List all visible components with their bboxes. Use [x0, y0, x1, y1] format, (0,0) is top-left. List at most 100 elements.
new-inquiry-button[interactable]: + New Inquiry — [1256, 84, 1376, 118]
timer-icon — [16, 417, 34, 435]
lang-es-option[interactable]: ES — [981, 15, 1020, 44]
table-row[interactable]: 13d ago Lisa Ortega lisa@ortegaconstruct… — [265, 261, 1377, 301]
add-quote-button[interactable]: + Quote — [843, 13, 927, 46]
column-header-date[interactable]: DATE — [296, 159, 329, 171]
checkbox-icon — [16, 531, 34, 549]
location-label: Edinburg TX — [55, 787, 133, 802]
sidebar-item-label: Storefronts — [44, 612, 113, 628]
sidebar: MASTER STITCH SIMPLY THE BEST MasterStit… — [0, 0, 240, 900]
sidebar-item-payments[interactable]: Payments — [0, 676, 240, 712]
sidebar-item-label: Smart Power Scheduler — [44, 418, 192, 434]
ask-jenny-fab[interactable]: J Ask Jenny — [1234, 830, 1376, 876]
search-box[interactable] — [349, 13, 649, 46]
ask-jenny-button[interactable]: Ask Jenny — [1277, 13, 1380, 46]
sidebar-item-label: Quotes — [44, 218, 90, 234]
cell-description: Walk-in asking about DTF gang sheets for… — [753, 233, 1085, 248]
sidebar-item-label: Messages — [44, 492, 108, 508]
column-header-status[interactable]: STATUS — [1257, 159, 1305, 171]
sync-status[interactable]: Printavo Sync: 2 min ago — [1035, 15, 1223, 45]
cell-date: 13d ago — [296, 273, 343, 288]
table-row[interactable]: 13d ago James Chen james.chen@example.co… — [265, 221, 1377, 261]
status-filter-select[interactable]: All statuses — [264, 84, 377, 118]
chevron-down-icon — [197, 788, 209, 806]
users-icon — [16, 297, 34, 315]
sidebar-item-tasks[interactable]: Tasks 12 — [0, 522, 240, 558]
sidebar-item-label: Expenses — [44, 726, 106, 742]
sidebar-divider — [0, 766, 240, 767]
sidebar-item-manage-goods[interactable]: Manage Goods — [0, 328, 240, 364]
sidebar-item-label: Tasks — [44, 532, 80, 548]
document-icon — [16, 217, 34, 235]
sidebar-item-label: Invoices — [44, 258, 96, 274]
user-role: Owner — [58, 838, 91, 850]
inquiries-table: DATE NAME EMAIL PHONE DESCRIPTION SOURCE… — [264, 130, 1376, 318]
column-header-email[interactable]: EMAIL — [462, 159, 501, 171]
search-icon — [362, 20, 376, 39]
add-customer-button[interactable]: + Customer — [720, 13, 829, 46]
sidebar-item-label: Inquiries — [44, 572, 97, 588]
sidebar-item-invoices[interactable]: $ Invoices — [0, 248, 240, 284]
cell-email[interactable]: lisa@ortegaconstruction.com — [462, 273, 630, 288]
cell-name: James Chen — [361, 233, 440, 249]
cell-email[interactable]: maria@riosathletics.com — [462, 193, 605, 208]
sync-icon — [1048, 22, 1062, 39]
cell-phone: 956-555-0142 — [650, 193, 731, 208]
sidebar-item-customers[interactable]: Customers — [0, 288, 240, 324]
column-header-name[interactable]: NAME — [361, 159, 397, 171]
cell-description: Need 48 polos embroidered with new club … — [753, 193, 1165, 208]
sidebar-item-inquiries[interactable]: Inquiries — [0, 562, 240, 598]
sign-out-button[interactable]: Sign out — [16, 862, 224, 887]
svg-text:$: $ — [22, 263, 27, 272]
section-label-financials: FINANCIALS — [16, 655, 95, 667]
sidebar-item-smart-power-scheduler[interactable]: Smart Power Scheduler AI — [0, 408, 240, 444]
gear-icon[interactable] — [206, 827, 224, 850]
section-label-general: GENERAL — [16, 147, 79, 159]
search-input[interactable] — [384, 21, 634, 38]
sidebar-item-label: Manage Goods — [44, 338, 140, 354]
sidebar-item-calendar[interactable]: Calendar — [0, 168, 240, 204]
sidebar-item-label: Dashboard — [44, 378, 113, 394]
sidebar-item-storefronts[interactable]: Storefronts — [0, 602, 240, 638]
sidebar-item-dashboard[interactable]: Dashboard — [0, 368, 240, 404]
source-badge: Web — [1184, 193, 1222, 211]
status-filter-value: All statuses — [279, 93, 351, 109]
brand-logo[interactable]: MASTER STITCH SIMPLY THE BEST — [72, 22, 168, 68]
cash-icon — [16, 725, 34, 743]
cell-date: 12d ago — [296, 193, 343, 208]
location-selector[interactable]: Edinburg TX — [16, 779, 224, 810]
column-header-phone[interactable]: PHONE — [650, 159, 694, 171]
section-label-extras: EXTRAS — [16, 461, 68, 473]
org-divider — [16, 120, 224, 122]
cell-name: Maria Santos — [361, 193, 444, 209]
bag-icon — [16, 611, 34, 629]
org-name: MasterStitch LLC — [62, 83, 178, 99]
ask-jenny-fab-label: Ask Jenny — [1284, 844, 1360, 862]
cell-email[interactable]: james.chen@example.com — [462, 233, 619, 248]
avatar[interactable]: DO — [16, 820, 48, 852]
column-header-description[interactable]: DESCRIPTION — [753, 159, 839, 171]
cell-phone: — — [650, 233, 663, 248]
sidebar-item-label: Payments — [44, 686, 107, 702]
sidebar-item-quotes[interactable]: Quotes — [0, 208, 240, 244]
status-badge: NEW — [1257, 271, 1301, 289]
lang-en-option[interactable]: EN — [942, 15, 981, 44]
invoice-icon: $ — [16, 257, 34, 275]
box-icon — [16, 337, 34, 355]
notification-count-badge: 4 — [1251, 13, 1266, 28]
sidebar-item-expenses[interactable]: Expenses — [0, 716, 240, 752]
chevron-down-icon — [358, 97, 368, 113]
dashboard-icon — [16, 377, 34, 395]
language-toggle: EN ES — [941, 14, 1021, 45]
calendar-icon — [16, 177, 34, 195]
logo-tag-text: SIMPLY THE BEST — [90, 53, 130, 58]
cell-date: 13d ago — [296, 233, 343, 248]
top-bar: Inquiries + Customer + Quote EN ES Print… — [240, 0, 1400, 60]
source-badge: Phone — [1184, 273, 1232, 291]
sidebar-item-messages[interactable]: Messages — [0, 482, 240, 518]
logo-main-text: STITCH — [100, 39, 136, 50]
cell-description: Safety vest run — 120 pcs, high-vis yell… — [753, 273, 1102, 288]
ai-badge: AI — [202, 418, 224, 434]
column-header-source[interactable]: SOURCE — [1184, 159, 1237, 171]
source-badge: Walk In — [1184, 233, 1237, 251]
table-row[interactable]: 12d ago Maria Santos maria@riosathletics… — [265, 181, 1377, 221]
****
Could you format every line of all the records above as a JSON list of strings, one string per line, with blank lines left out?

[
  "List all visible components with their bboxes. Use [x0, y0, x1, y1] format, (0,0) is top-left. List at most 100 elements.",
  "new-inquiry-button[interactable]: + New Inquiry — [1256, 84, 1376, 118]",
  "timer-icon — [16, 417, 34, 435]",
  "lang-es-option[interactable]: ES — [981, 15, 1020, 44]",
  "table-row[interactable]: 13d ago Lisa Ortega lisa@ortegaconstruct… — [265, 261, 1377, 301]",
  "add-quote-button[interactable]: + Quote — [843, 13, 927, 46]",
  "column-header-date[interactable]: DATE — [296, 159, 329, 171]",
  "checkbox-icon — [16, 531, 34, 549]",
  "location-label: Edinburg TX — [55, 787, 133, 802]",
  "sidebar-item-label: Storefronts — [44, 612, 113, 628]",
  "sidebar: MASTER STITCH SIMPLY THE BEST MasterStit… — [0, 0, 240, 900]",
  "sidebar-item-payments[interactable]: Payments — [0, 676, 240, 712]",
  "sidebar-item-label: Smart Power Scheduler — [44, 418, 192, 434]",
  "ask-jenny-fab[interactable]: J Ask Jenny — [1234, 830, 1376, 876]",
  "search-box[interactable] — [349, 13, 649, 46]",
  "ask-jenny-button[interactable]: Ask Jenny — [1277, 13, 1380, 46]",
  "sidebar-item-label: Quotes — [44, 218, 90, 234]",
  "cell-description: Walk-in asking about DTF gang sheets for… — [753, 233, 1085, 248]",
  "sidebar-item-label: Messages — [44, 492, 108, 508]",
  "column-header-status[interactable]: STATUS — [1257, 159, 1305, 171]",
  "sync-status[interactable]: Printavo Sync: 2 min ago — [1035, 15, 1223, 45]",
  "cell-date: 13d ago — [296, 273, 343, 288]",
  "table-row[interactable]: 13d ago James Chen james.chen@example.co… — [265, 221, 1377, 261]",
  "status-filter-select[interactable]: All statuses — [264, 84, 377, 118]",
  "chevron-down-icon — [197, 788, 209, 806]",
  "users-icon — [16, 297, 34, 315]",
  "sidebar-item-tasks[interactable]: Tasks 12 — [0, 522, 240, 558]",
  "sidebar-item-label: Expenses — [44, 726, 106, 742]",
  "sidebar-divider — [0, 766, 240, 767]",
  "sidebar-item-manage-goods[interactable]: Manage Goods — [0, 328, 240, 364]",
  "sidebar-item-label: Tasks — [44, 532, 80, 548]",
  "document-icon — [16, 217, 34, 235]",
  "sidebar-item-label: Invoices — [44, 258, 96, 274]",
  "user-role: Owner — [58, 838, 91, 850]",
  "inquiries-table: DATE NAME EMAIL PHONE DESCRIPTION SOURCE… — [264, 130, 1376, 318]",
  "column-header-email[interactable]: EMAIL — [462, 159, 501, 171]",
  "search-icon — [362, 20, 376, 39]",
  "add-customer-button[interactable]: + Customer — [720, 13, 829, 46]",
  "sidebar-item-label: Inquiries — [44, 572, 97, 588]",
  "sidebar-item-invoices[interactable]: $ Invoices — [0, 248, 240, 284]",
  "cell-email[interactable]: lisa@ortegaconstruction.com — [462, 273, 630, 288]",
  "cell-name: James Chen — [361, 233, 440, 249]",
  "cell-email[interactable]: maria@riosathletics.com — [462, 193, 605, 208]",
  "sync-icon — [1048, 22, 1062, 39]",
  "cell-phone: 956-555-0142 — [650, 193, 731, 208]",
  "sidebar-item-customers[interactable]: Customers — [0, 288, 240, 324]",
  "column-header-name[interactable]: NAME — [361, 159, 397, 171]",
  "cell-description: Need 48 polos embroidered with new club … — [753, 193, 1165, 208]",
  "sidebar-item-inquiries[interactable]: Inquiries — [0, 562, 240, 598]",
  "sign-out-button[interactable]: Sign out — [16, 862, 224, 887]",
  "svg-text:$: $ — [22, 263, 27, 272]",
  "section-label-financials: FINANCIALS — [16, 655, 95, 667]",
  "sidebar-item-smart-power-scheduler[interactable]: Smart Power Scheduler AI — [0, 408, 240, 444]",
  "gear-icon[interactable] — [206, 827, 224, 850]",
  "section-label-general: GENERAL — [16, 147, 79, 159]",
  "search-input[interactable] — [384, 21, 634, 38]",
  "sidebar-item-label: Manage Goods — [44, 338, 140, 354]",
  "sidebar-item-calendar[interactable]: Calendar — [0, 168, 240, 204]",
  "sidebar-item-label: Dashboard — [44, 378, 113, 394]",
  "sidebar-item-storefronts[interactable]: Storefronts — [0, 602, 240, 638]",
  "sidebar-item-dashboard[interactable]: Dashboard — [0, 368, 240, 404]",
  "source-badge: Web — [1184, 193, 1222, 211]",
  "status-filter-value: All statuses — [279, 93, 351, 109]",
  "brand-logo[interactable]: MASTER STITCH SIMPLY THE BEST — [72, 22, 168, 68]",
  "cash-icon — [16, 725, 34, 743]",
  "cell-date: 12d ago — [296, 193, 343, 208]",
  "location-selector[interactable]: Edinburg TX — [16, 779, 224, 810]",
  "column-header-phone[interactable]: PHONE — [650, 159, 694, 171]",
  "section-label-extras: EXTRAS — [16, 461, 68, 473]",
  "org-divider — [16, 120, 224, 122]",
  "cell-name: Maria Santos — [361, 193, 444, 209]",
  "bag-icon — [16, 611, 34, 629]",
  "org-name: MasterStitch LLC — [62, 83, 178, 99]",
  "ask-jenny-fab-label: Ask Jenny — [1284, 844, 1360, 862]",
  "cell-email[interactable]: james.chen@example.com — [462, 233, 619, 248]",
  "avatar[interactable]: DO — [16, 820, 48, 852]",
  "column-header-description[interactable]: DESCRIPTION — [753, 159, 839, 171]",
  "cell-phone: — — [650, 233, 663, 248]",
  "sidebar-item-label: Payments — [44, 686, 107, 702]",
  "sidebar-item-quotes[interactable]: Quotes — [0, 208, 240, 244]",
  "status-badge: NEW — [1257, 271, 1301, 289]",
  "lang-en-option[interactable]: EN — [942, 15, 981, 44]",
  "invoice-icon: $ — [16, 257, 34, 275]",
  "box-icon — [16, 337, 34, 355]",
  "notification-count-badge: 4 — [1251, 13, 1266, 28]",
  "sidebar-item-expenses[interactable]: Expenses — [0, 716, 240, 752]",
  "chevron-down-icon — [358, 97, 368, 113]",
  "dashboard-icon — [16, 377, 34, 395]",
  "language-toggle: EN ES — [941, 14, 1021, 45]",
  "calendar-icon — [16, 177, 34, 195]",
  "logo-tag-text: SIMPLY THE BEST — [90, 53, 130, 58]",
  "cell-date: 13d ago — [296, 233, 343, 248]",
  "top-bar: Inquiries + Customer + Quote EN ES Print… — [240, 0, 1400, 60]",
  "source-badge: Phone — [1184, 273, 1232, 291]",
  "sidebar-item-messages[interactable]: Messages — [0, 482, 240, 518]",
  "logo-main-text: STITCH — [100, 39, 136, 50]",
  "cell-description: Safety vest run — 120 pcs, high-vis yell… — [753, 273, 1102, 288]",
  "ai-badge: AI — [202, 418, 224, 434]",
  "column-header-source[interactable]: SOURCE — [1184, 159, 1237, 171]",
  "source-badge: Walk In — [1184, 233, 1237, 251]",
  "table-row[interactable]: 12d ago Maria Santos maria@riosathletics… — [265, 181, 1377, 221]"
]